Problem to solve: Give the count of lines containing the string "afraid", with no other output.

Rows:
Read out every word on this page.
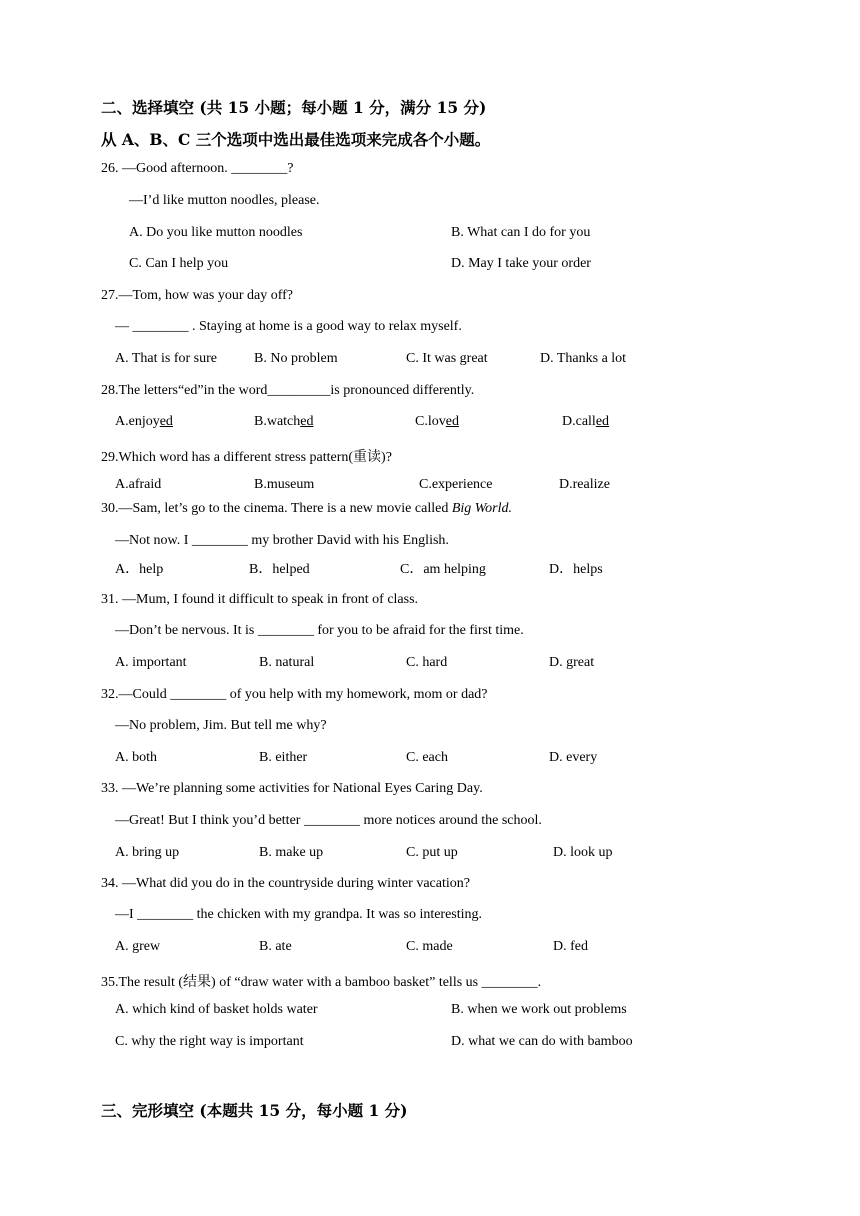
二、选择填空 (共 15 小题；每小题 1 分，满分 15 分)
从 A、B、C 三个选项中选出最佳选项来完成各个小题。
26. —Good afternoon. ________?
—I’d like mutton noodles, please.
A. Do you like mutton noodles	B. What can I do for you
C. Can I help you	D. May I take your order
27.—Tom, how was your day off?
— ________ . Staying at home is a good way to relax myself.
A. That is for sure	B. No problem	C. It was great	D. Thanks a lot
28.The letters“ed”in the word_________is pronounced differently.
A.enjoyed	B.watched	C.loved	D.called
29.Which word has a different stress pattern(重读)?
A.afraid	B.museum	C.experience	D.realize
30.—Sam, let’s go to the cinema. There is a new movie called Big World.
—Not now. I ________ my brother David with his English.
A．help	B．helped	C．am helping	D．helps
31. —Mum, I found it difficult to speak in front of class.
—Don’t be nervous. It is ________ for you to be afraid for the first time.
A. important	B. natural	C. hard	D. great
32.—Could ________ of you help with my homework, mom or dad?
—No problem, Jim. But tell me why?
A. both	B. either	C. each	D. every
33. —We’re planning some activities for National Eyes Caring Day.
—Great! But I think you’d better ________ more notices around the school.
A. bring up	B. make up	C. put up	D. look up
34. —What did you do in the countryside during winter vacation?
—I ________ the chicken with my grandpa. It was so interesting.
A. grew	B. ate	C. made	D. fed
35.The result (结果) of “draw water with a bamboo basket” tells us ________.
A. which kind of basket holds water	B. when we work out problems
C. why the right way is important	D. what we can do with bamboo
三、完形填空 (本题共 15 分，每小题 1 分)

Written answer: 2